Exactly as written, please set down all of the entries again, with no pictures.

[Records contained in a dataset]
::::::

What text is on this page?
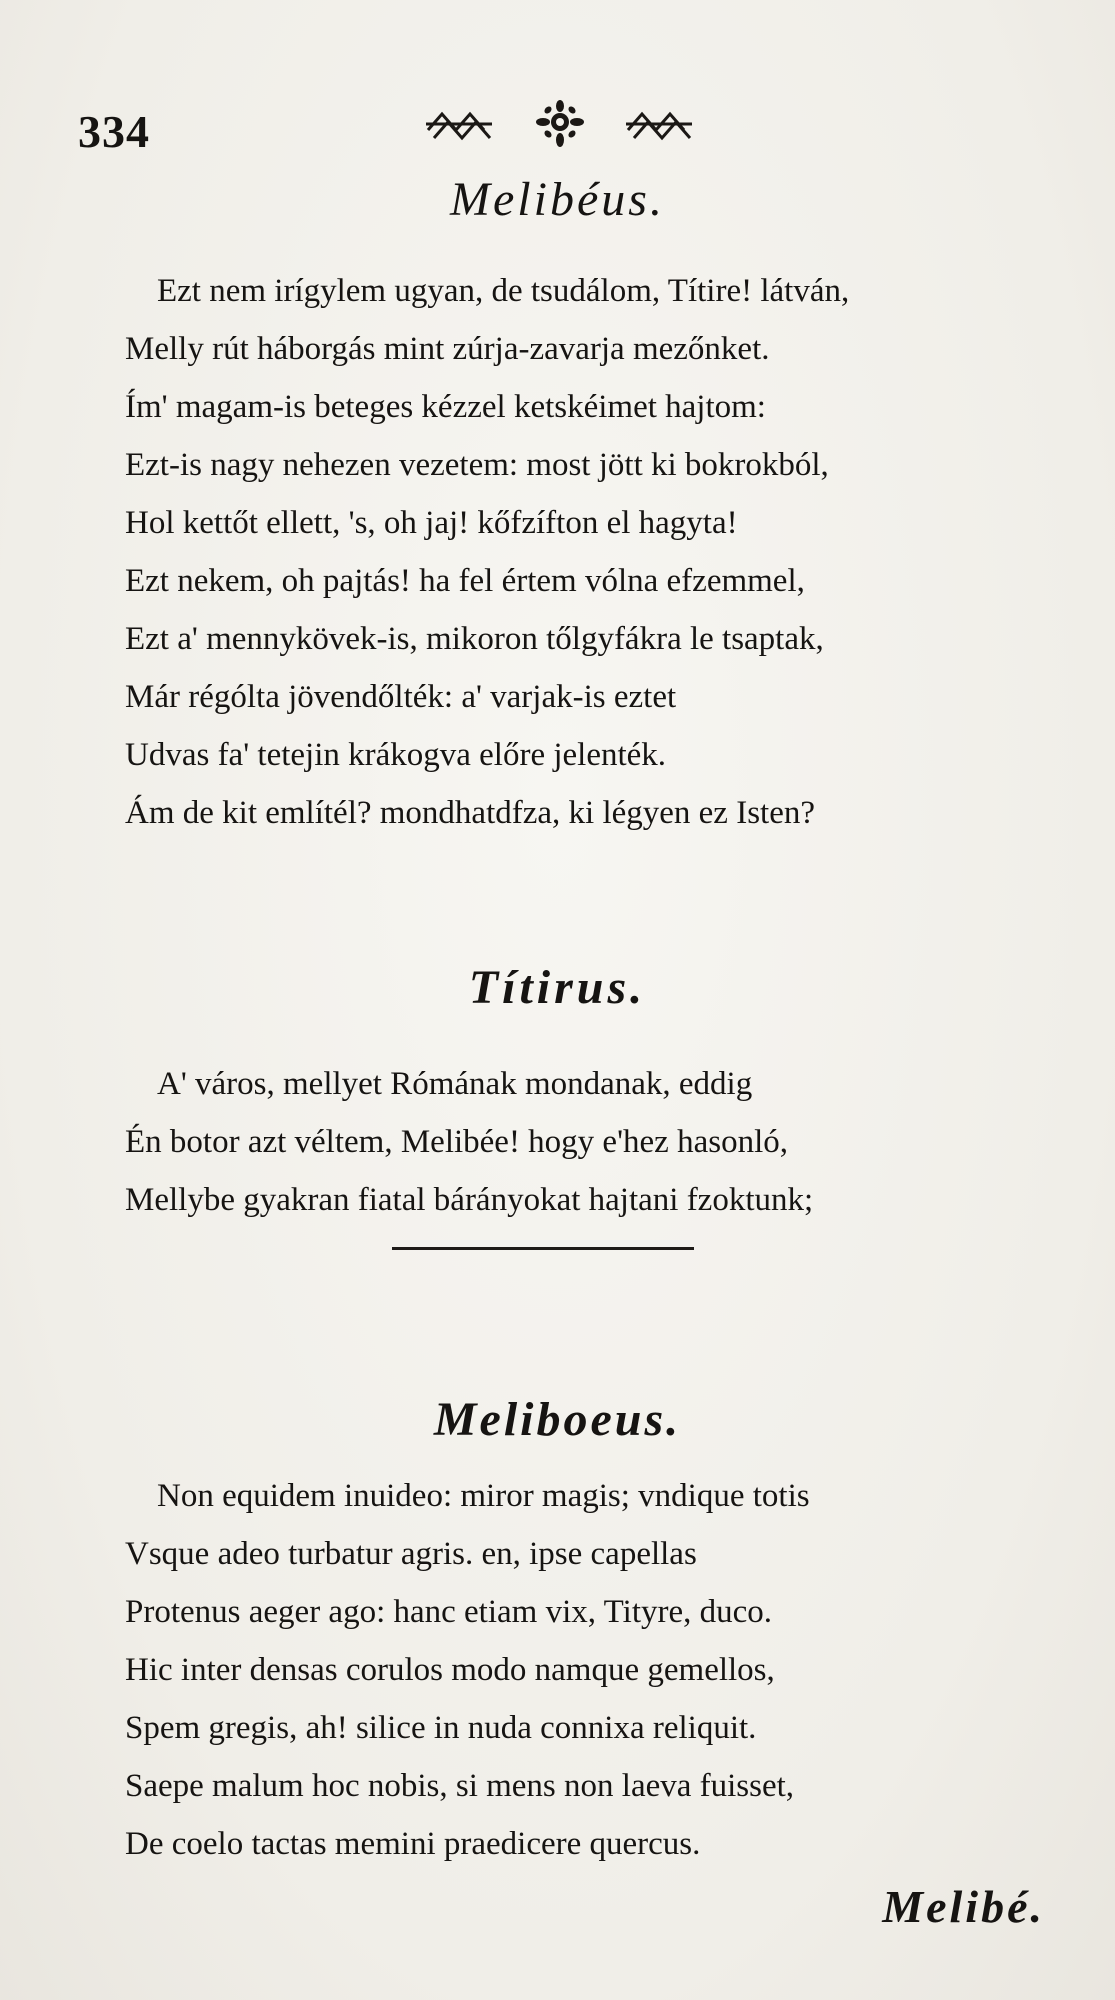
334
Melibéus.
Ezt nem irígylem ugyan, de tsudálom, Títire! látván,
Melly rút háborgás mint zúrja-zavarja mezőnket.
Ím' magam-is beteges kézzel ketskéimet hajtom:
Ezt-is nagy nehezen vezetem: most jött ki bokrokból,
Hol kettőt ellett, 's, oh jaj! kőfzífton el hagyta!
Ezt nekem, oh pajtás! ha fel értem vólna efzemmel,
Ezt a' mennykövek-is, mikoron tőlgyfákra le tsaptak,
Már régólta jövendőlték: a' varjak-is eztet
Udvas fa' tetejin krákogva előre jelenték.
Ám de kit említél? mondhatdfza, ki légyen ez Isten?
Títirus.
A' város, mellyet Rómának mondanak, eddig
Én botor azt véltem, Melibée! hogy e'hez hasonló,
Mellybe gyakran fiatal bárányokat hajtani fzoktunk;
Meliboeus.
Non equidem inuideo: miror magis; vndique totis
Vsque adeo turbatur agris. en, ipse capellas
Protenus aeger ago: hanc etiam vix, Tityre, duco.
Hic inter densas corulos modo namque gemellos,
Spem gregis, ah! silice in nuda connixa reliquit.
Saepe malum hoc nobis, si mens non laeva fuisset,
De coelo tactas memini praedicere quercus.
Melibé.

::::::

• _Written solution_:
What text is on this page?
334
Melibéus.
Ezt nem irígylem ugyan, de tsudálom, Títire! látván,
Melly rút háborgás mint zúrja-zavarja mezőnket.
Ím' magam-is beteges kézzel ketskéimet hajtom:
Ezt-is nagy nehezen vezetem: most jött ki bokrokból,
Hol kettőt ellett, 's, oh jaj! kőfzífton el hagyta!
Ezt nekem, oh pajtás! ha fel értem vólna efzemmel,
Ezt a' mennykövek-is, mikoron tőlgyfákra le tsaptak,
Már régólta jövendőlték: a' varjak-is eztet
Udvas fa' tetejin krákogva előre jelenték.
Ám de kit említél? mondhatdfza, ki légyen ez Isten?
Títirus.
A' város, mellyet Rómának mondanak, eddig
Én botor azt véltem, Melibée! hogy e'hez hasonló,
Mellybe gyakran fiatal bárányokat hajtani fzoktunk;
Meliboeus.
Non equidem inuideo: miror magis; vndique totis
Vsque adeo turbatur agris. en, ipse capellas
Protenus aeger ago: hanc etiam vix, Tityre, duco.
Hic inter densas corulos modo namque gemellos,
Spem gregis, ah! silice in nuda connixa reliquit.
Saepe malum hoc nobis, si mens non laeva fuisset,
De coelo tactas memini praedicere quercus.
Melibé.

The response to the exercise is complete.